▸ What the task asks
Every line of the data that contains the string "JSON" must be copied.

▸ Extracted information
--- --- ---

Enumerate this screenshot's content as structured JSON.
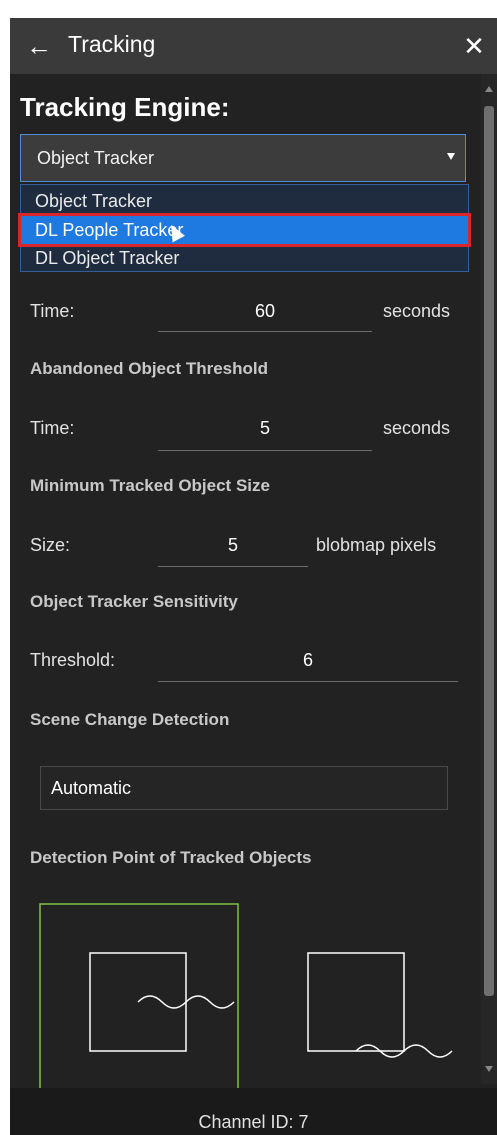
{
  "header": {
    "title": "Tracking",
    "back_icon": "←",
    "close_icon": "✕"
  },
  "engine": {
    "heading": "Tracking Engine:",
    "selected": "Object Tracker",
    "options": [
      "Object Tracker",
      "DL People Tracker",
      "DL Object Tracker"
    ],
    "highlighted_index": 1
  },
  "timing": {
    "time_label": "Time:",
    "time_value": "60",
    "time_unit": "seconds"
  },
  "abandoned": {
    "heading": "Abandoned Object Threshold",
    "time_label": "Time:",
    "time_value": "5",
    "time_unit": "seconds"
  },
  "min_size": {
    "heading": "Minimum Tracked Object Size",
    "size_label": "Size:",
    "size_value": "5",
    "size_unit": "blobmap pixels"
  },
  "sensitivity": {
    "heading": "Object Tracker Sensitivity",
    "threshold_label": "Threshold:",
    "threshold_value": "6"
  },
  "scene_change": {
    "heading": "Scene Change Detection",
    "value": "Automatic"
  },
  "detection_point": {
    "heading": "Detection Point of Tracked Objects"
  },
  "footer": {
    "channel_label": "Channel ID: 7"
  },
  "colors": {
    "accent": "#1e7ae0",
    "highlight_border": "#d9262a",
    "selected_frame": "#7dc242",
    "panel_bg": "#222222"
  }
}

--- --- ---

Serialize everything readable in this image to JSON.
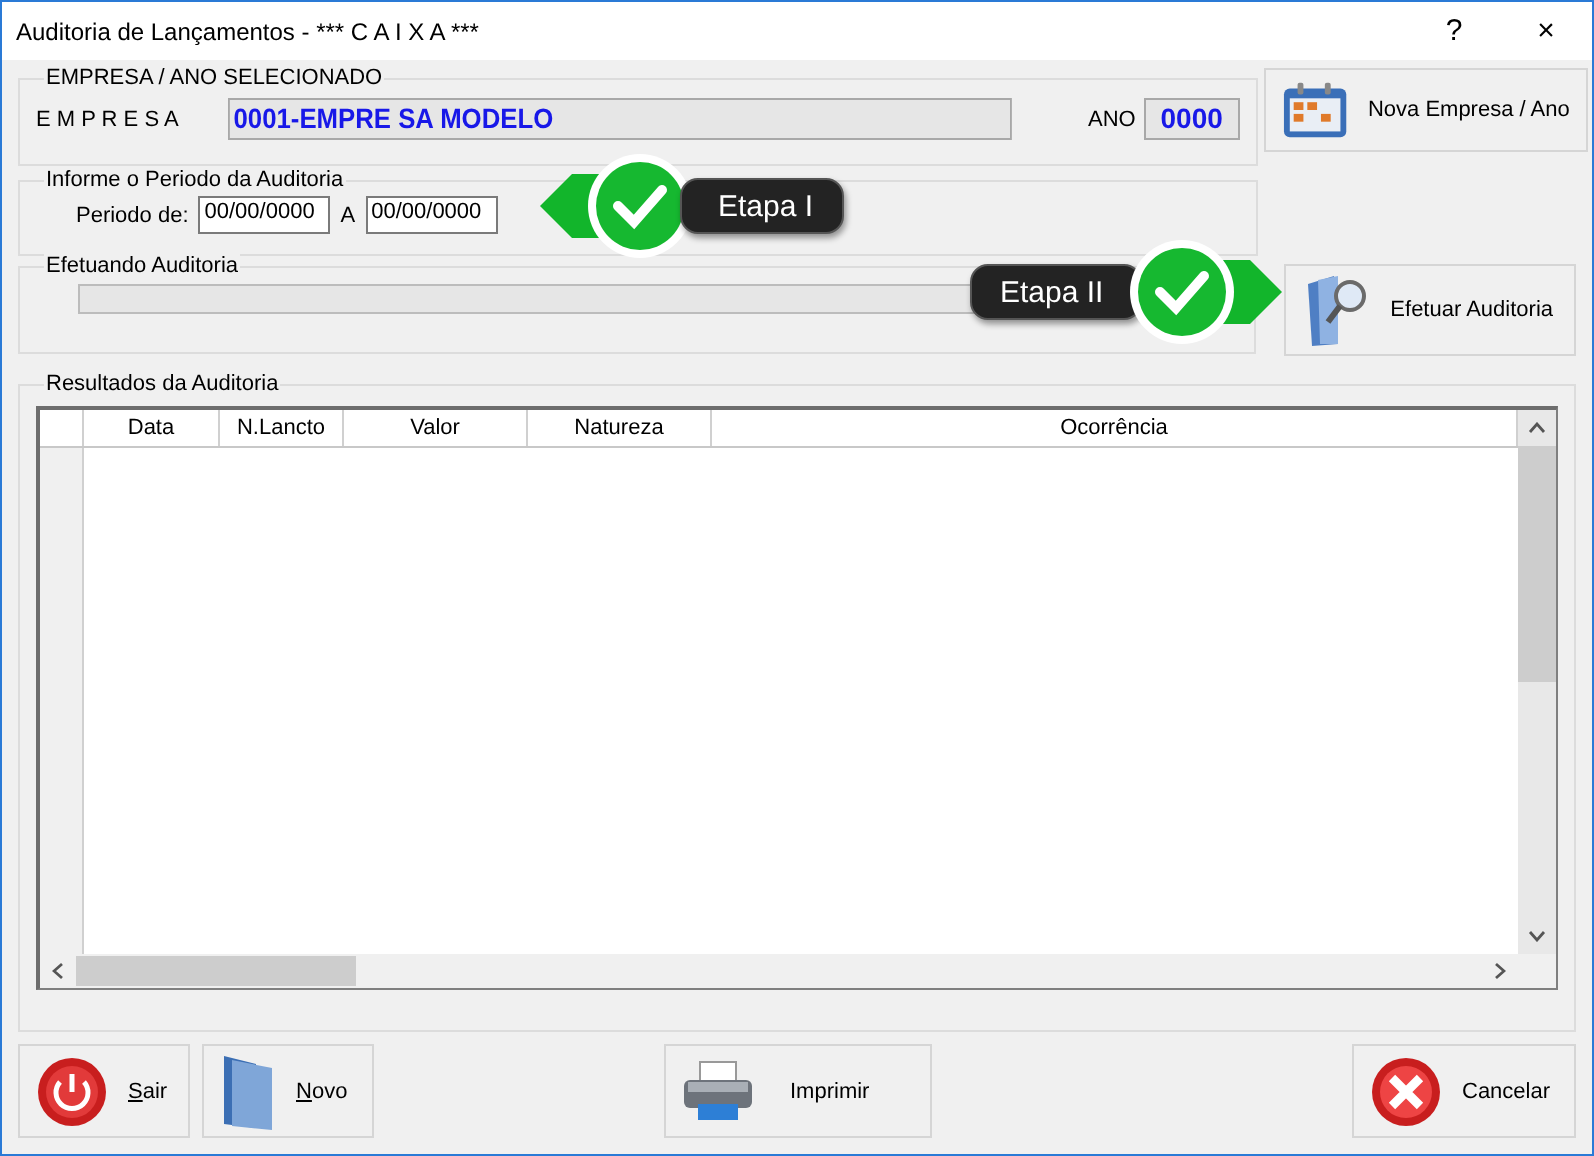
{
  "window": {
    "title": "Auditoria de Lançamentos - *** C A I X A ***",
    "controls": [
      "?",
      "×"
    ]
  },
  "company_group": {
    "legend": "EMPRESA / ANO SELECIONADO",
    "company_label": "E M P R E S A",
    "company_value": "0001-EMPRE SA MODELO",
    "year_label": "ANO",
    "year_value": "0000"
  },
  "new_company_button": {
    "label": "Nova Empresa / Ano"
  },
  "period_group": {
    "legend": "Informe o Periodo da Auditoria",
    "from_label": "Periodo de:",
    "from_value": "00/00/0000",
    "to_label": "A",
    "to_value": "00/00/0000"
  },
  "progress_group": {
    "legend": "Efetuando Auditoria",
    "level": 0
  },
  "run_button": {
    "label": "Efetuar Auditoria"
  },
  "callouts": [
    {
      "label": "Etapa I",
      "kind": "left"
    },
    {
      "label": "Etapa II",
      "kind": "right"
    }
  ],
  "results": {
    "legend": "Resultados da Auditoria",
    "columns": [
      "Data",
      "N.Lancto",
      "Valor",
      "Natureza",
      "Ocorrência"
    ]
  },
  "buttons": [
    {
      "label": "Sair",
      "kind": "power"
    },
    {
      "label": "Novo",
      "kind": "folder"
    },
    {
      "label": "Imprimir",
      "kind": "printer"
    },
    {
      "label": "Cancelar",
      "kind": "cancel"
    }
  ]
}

--- --- ---

▸ Answer for this exercise
Enumerate this screenshot's content as structured JSON.
Serialize everything readable in this image to JSON.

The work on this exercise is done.